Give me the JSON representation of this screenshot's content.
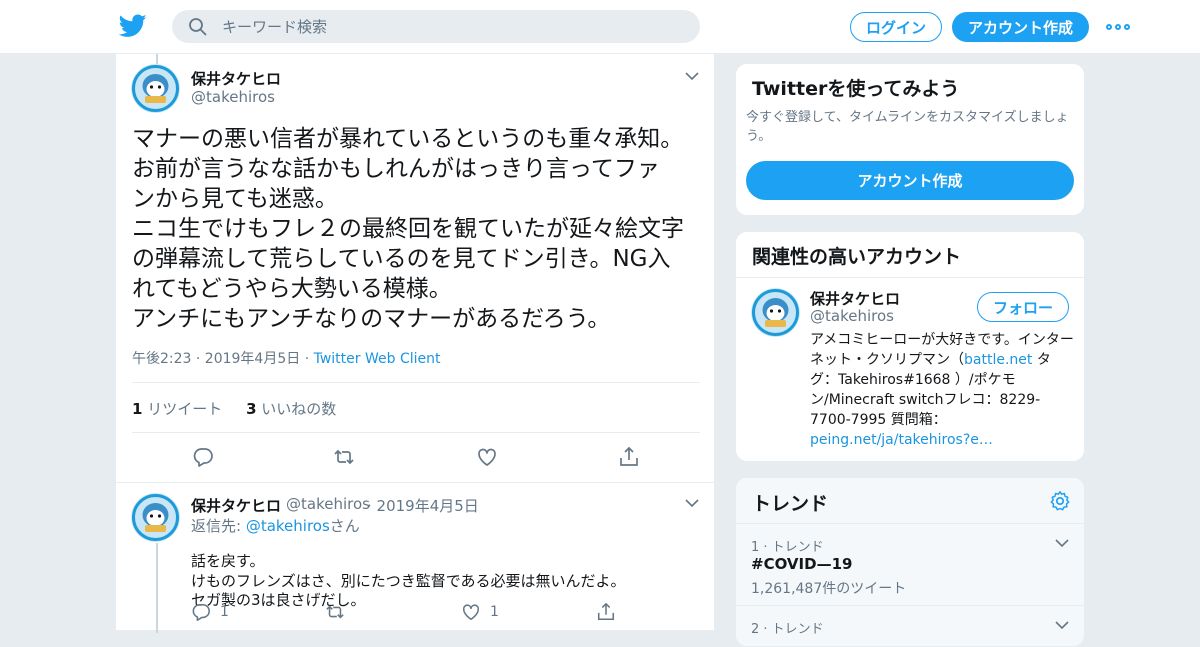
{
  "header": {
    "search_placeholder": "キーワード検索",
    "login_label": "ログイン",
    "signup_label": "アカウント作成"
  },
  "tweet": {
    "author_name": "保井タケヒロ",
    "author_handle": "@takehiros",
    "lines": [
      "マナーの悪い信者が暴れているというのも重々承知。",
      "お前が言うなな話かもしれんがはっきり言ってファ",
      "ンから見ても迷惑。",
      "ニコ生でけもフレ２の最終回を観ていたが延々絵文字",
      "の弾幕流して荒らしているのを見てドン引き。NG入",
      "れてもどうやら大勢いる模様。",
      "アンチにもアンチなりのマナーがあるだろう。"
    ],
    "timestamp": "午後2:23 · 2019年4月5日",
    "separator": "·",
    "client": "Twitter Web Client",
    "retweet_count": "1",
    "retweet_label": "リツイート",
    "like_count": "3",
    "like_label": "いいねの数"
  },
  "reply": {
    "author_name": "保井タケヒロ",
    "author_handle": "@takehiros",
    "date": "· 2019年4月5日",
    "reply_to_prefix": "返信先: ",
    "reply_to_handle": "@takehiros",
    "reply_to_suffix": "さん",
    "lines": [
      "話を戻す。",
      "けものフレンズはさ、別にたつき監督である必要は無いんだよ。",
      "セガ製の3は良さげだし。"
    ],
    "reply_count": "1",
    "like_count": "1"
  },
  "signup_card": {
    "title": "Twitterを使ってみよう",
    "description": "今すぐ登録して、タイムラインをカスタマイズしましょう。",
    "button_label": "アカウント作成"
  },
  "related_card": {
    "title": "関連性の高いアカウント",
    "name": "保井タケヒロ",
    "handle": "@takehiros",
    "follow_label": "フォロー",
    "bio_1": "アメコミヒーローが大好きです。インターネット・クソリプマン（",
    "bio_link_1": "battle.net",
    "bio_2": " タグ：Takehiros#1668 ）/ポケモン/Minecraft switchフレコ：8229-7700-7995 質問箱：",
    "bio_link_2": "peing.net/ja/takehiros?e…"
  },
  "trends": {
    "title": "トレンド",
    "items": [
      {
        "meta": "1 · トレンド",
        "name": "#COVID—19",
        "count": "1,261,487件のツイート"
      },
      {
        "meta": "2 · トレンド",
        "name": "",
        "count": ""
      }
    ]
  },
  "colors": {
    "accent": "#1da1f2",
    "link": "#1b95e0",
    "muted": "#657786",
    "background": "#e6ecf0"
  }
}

——————————

What the task asks: Write out every line of the data that holds the word "アカウント作成".

Solution for this task:
    "signup_label": "アカウント作成"
    "button_label": "アカウント作成"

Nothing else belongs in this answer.